● **WORKING DATA**:
** BEGIN **

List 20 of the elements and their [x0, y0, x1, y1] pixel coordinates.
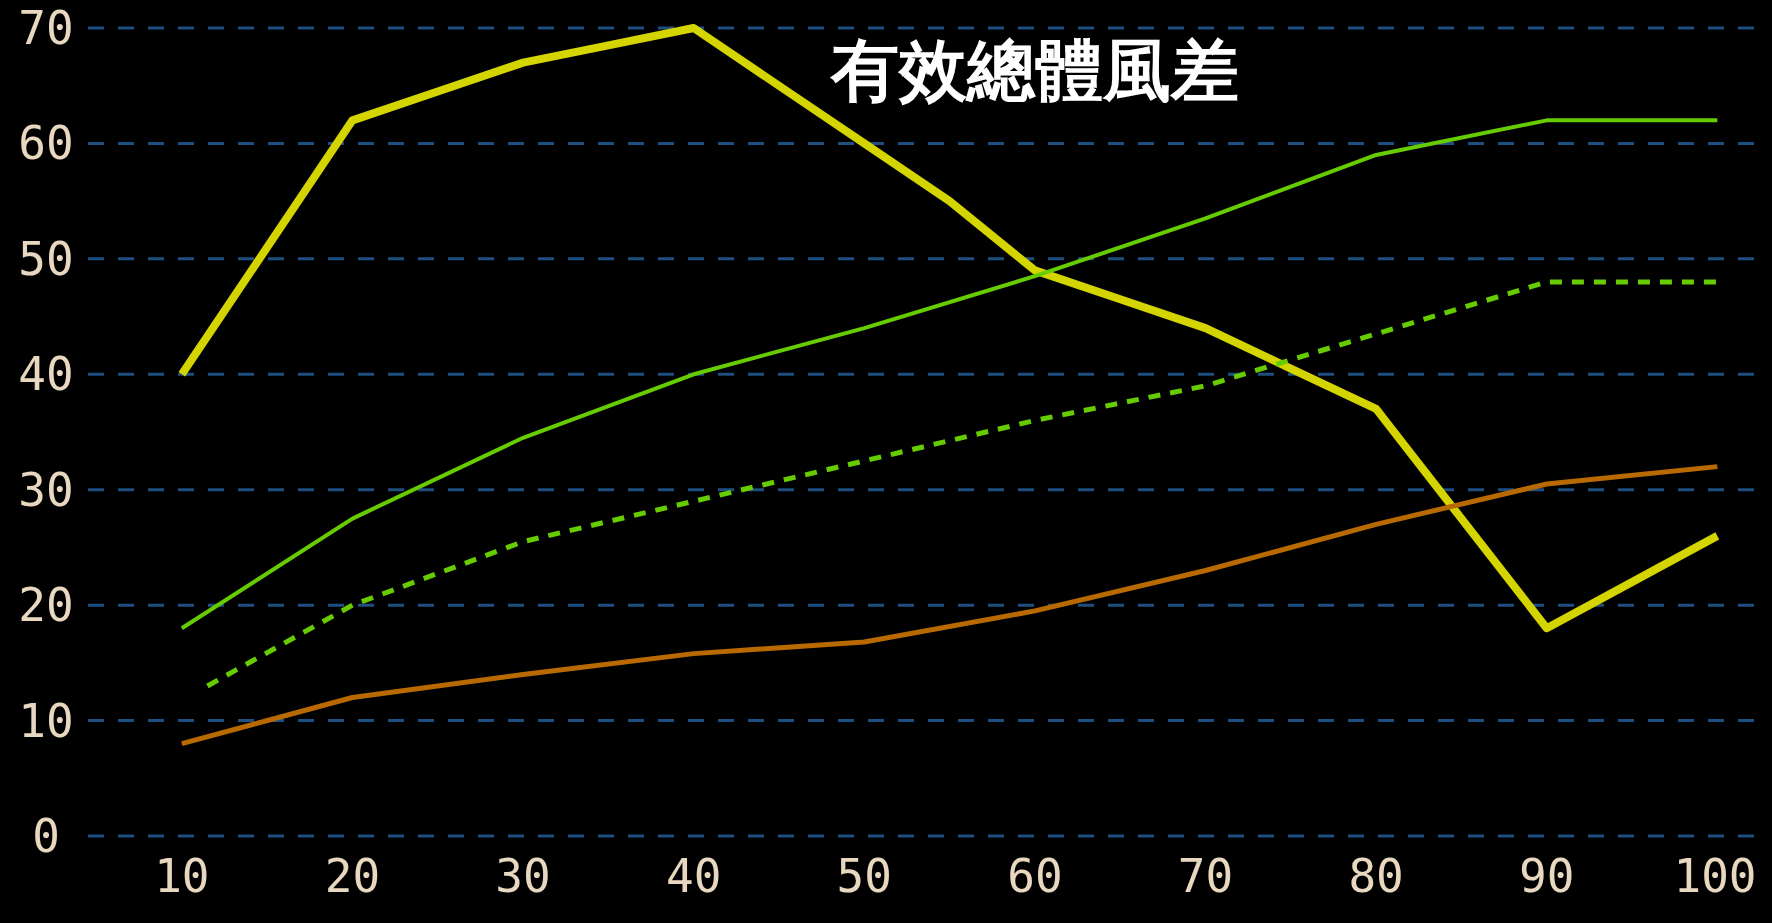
y-tick-label: 30 — [18, 462, 74, 517]
y-tick-label: 70 — [18, 1, 74, 55]
y-tick-label: 50 — [18, 231, 74, 286]
x-tick-label: 70 — [1177, 849, 1234, 903]
x-tick-label: 50 — [836, 849, 892, 903]
y-tick-label: 60 — [18, 116, 74, 171]
x-tick-label: 100 — [1673, 849, 1757, 903]
x-tick-label: 60 — [1007, 849, 1063, 903]
y-tick-label: 20 — [18, 578, 74, 633]
y-tick-label: 40 — [18, 347, 74, 402]
x-tick-label: 20 — [324, 849, 381, 903]
line-series — [179, 118, 1720, 631]
chart-title: 有效總體風差 — [829, 30, 1239, 110]
y-tick-label: 10 — [18, 693, 74, 748]
x-tick-label: 30 — [495, 849, 551, 903]
x-tick-label: 90 — [1519, 849, 1575, 903]
x-tick-label: 80 — [1348, 849, 1404, 903]
y-tick-label: 0 — [32, 809, 60, 863]
x-tick-label: 40 — [665, 849, 722, 903]
x-tick-label: 10 — [154, 849, 210, 903]
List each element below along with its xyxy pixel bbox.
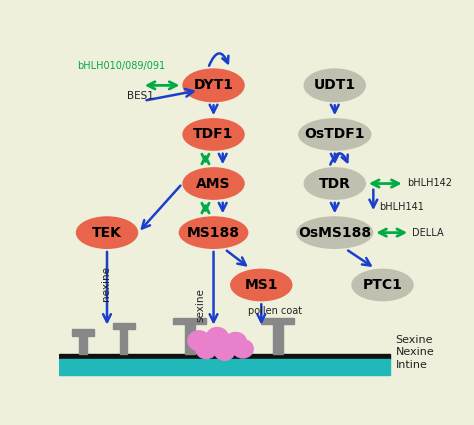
Ellipse shape	[182, 167, 245, 200]
Circle shape	[206, 328, 228, 347]
Bar	[184, 324, 195, 354]
Text: DYT1: DYT1	[193, 78, 234, 92]
Circle shape	[233, 340, 253, 358]
Text: bHLH141: bHLH141	[379, 202, 424, 212]
Bar	[173, 318, 206, 324]
Ellipse shape	[303, 167, 366, 200]
Text: BES1: BES1	[127, 91, 154, 101]
Circle shape	[225, 332, 246, 352]
Text: MS188: MS188	[187, 226, 240, 240]
Bar	[72, 329, 94, 336]
Text: bHLH142: bHLH142	[408, 178, 453, 187]
Bar	[120, 329, 127, 354]
Text: Intine: Intine	[396, 360, 428, 370]
Ellipse shape	[230, 269, 292, 301]
Ellipse shape	[179, 216, 248, 249]
Circle shape	[196, 340, 217, 359]
Ellipse shape	[296, 216, 374, 249]
Text: PTC1: PTC1	[363, 278, 402, 292]
Ellipse shape	[76, 216, 138, 249]
Text: nexine: nexine	[101, 266, 111, 301]
Circle shape	[188, 331, 210, 351]
Text: OsTDF1: OsTDF1	[304, 128, 365, 142]
Ellipse shape	[182, 118, 245, 151]
Bar	[273, 324, 283, 354]
Text: bHLH010/089/091: bHLH010/089/091	[78, 61, 166, 71]
Bar	[261, 318, 294, 324]
Ellipse shape	[351, 269, 414, 301]
Text: pollen coat: pollen coat	[248, 306, 302, 316]
Bar	[80, 336, 87, 354]
Text: sexine: sexine	[196, 288, 206, 322]
FancyArrowPatch shape	[330, 153, 348, 164]
Text: TEK: TEK	[92, 226, 122, 240]
FancyArrowPatch shape	[209, 53, 228, 66]
Ellipse shape	[303, 68, 366, 102]
Text: TDF1: TDF1	[193, 128, 234, 142]
Text: DELLA: DELLA	[412, 228, 444, 238]
Text: TDR: TDR	[319, 176, 351, 190]
Text: UDT1: UDT1	[314, 78, 356, 92]
Text: MS1: MS1	[245, 278, 278, 292]
Circle shape	[214, 342, 235, 360]
Ellipse shape	[182, 68, 245, 102]
Bar	[112, 323, 135, 329]
Text: Nexine: Nexine	[396, 347, 435, 357]
Ellipse shape	[298, 118, 372, 151]
Text: AMS: AMS	[196, 176, 231, 190]
Text: OsMS188: OsMS188	[298, 226, 371, 240]
Text: Sexine: Sexine	[396, 334, 433, 345]
Bar	[59, 359, 390, 375]
Bar	[59, 354, 390, 359]
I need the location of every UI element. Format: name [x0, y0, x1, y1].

** END **

● **SHORT TASK**: Could you repeat all of the rows above, word for word, leaving out the pictures?

● **CORRECT OUTPUT**:
List 20 of the elements and their [x0, y0, x1, y1] pixel coordinates.
y-tick-label: 30 — [18, 462, 74, 517]
y-tick-label: 70 — [18, 1, 74, 55]
y-tick-label: 50 — [18, 231, 74, 286]
x-tick-label: 70 — [1177, 849, 1234, 903]
x-tick-label: 50 — [836, 849, 892, 903]
y-tick-label: 60 — [18, 116, 74, 171]
x-tick-label: 100 — [1673, 849, 1757, 903]
x-tick-label: 60 — [1007, 849, 1063, 903]
y-tick-label: 20 — [18, 578, 74, 633]
y-tick-label: 40 — [18, 347, 74, 402]
x-tick-label: 20 — [324, 849, 381, 903]
line-series — [179, 118, 1720, 631]
chart-title: 有效總體風差 — [829, 30, 1239, 110]
y-tick-label: 10 — [18, 693, 74, 748]
x-tick-label: 30 — [495, 849, 551, 903]
x-tick-label: 90 — [1519, 849, 1575, 903]
x-tick-label: 80 — [1348, 849, 1404, 903]
y-tick-label: 0 — [32, 809, 60, 863]
x-tick-label: 40 — [665, 849, 722, 903]
x-tick-label: 10 — [154, 849, 210, 903]
List each element below along with its xyxy pixel bbox.
Ellipse shape	[182, 167, 245, 200]
Circle shape	[206, 328, 228, 347]
Bar	[184, 324, 195, 354]
Text: DYT1: DYT1	[193, 78, 234, 92]
Circle shape	[233, 340, 253, 358]
Text: bHLH141: bHLH141	[379, 202, 424, 212]
Bar	[173, 318, 206, 324]
Ellipse shape	[303, 167, 366, 200]
Text: BES1: BES1	[127, 91, 154, 101]
Circle shape	[225, 332, 246, 352]
Text: MS188: MS188	[187, 226, 240, 240]
Bar	[72, 329, 94, 336]
Text: bHLH142: bHLH142	[408, 178, 453, 187]
Bar	[120, 329, 127, 354]
Text: Intine: Intine	[396, 360, 428, 370]
Ellipse shape	[230, 269, 292, 301]
Ellipse shape	[179, 216, 248, 249]
Circle shape	[196, 340, 217, 359]
Ellipse shape	[296, 216, 374, 249]
Text: PTC1: PTC1	[363, 278, 402, 292]
Ellipse shape	[76, 216, 138, 249]
Text: nexine: nexine	[101, 266, 111, 301]
Circle shape	[188, 331, 210, 351]
Text: OsTDF1: OsTDF1	[304, 128, 365, 142]
Ellipse shape	[182, 118, 245, 151]
Bar	[273, 324, 283, 354]
Text: bHLH010/089/091: bHLH010/089/091	[78, 61, 166, 71]
Bar	[261, 318, 294, 324]
Ellipse shape	[351, 269, 414, 301]
Text: pollen coat: pollen coat	[248, 306, 302, 316]
Bar	[80, 336, 87, 354]
Text: sexine: sexine	[196, 288, 206, 322]
FancyArrowPatch shape	[330, 153, 348, 164]
Text: TEK: TEK	[92, 226, 122, 240]
FancyArrowPatch shape	[209, 53, 228, 66]
Ellipse shape	[303, 68, 366, 102]
Text: TDF1: TDF1	[193, 128, 234, 142]
Text: DELLA: DELLA	[412, 228, 444, 238]
Text: TDR: TDR	[319, 176, 351, 190]
Text: UDT1: UDT1	[314, 78, 356, 92]
Text: MS1: MS1	[245, 278, 278, 292]
Circle shape	[214, 342, 235, 360]
Ellipse shape	[182, 68, 245, 102]
Bar	[112, 323, 135, 329]
Text: Nexine: Nexine	[396, 347, 435, 357]
Ellipse shape	[298, 118, 372, 151]
Text: AMS: AMS	[196, 176, 231, 190]
Text: OsMS188: OsMS188	[298, 226, 371, 240]
Text: Sexine: Sexine	[396, 334, 433, 345]
Bar	[59, 359, 390, 375]
Bar	[59, 354, 390, 359]
I need the location of every UI element. Format: name [x0, y0, x1, y1].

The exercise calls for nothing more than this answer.